==== Entries shown ====
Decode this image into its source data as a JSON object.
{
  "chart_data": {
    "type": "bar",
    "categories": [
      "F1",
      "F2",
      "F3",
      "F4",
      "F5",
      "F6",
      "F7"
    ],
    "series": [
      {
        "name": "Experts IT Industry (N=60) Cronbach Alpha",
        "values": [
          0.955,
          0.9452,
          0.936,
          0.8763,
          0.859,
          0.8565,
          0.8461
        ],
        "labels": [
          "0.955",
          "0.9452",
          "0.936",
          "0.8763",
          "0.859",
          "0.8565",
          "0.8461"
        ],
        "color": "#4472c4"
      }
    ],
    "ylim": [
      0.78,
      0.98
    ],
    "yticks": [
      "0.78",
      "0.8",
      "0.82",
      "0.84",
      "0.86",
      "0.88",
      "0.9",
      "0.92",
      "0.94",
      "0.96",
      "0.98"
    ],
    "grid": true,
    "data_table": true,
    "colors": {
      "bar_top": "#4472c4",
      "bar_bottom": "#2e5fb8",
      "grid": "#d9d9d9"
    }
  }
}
====
Write out the full listing exactly as given.

Decode this image into its source data as a JSON object.
{
  "chart_data": {
    "type": "bar",
    "categories": [
      "F1",
      "F2",
      "F3",
      "F4",
      "F5",
      "F6",
      "F7"
    ],
    "series": [
      {
        "name": "Experts IT Industry (N=60) Cronbach Alpha",
        "values": [
          0.955,
          0.9452,
          0.936,
          0.8763,
          0.859,
          0.8565,
          0.8461
        ],
        "labels": [
          "0.955",
          "0.9452",
          "0.936",
          "0.8763",
          "0.859",
          "0.8565",
          "0.8461"
        ],
        "color": "#4472c4"
      }
    ],
    "ylim": [
      0.78,
      0.98
    ],
    "yticks": [
      "0.78",
      "0.8",
      "0.82",
      "0.84",
      "0.86",
      "0.88",
      "0.9",
      "0.92",
      "0.94",
      "0.96",
      "0.98"
    ],
    "grid": true,
    "data_table": true,
    "colors": {
      "bar_top": "#4472c4",
      "bar_bottom": "#2e5fb8",
      "grid": "#d9d9d9"
    }
  }
}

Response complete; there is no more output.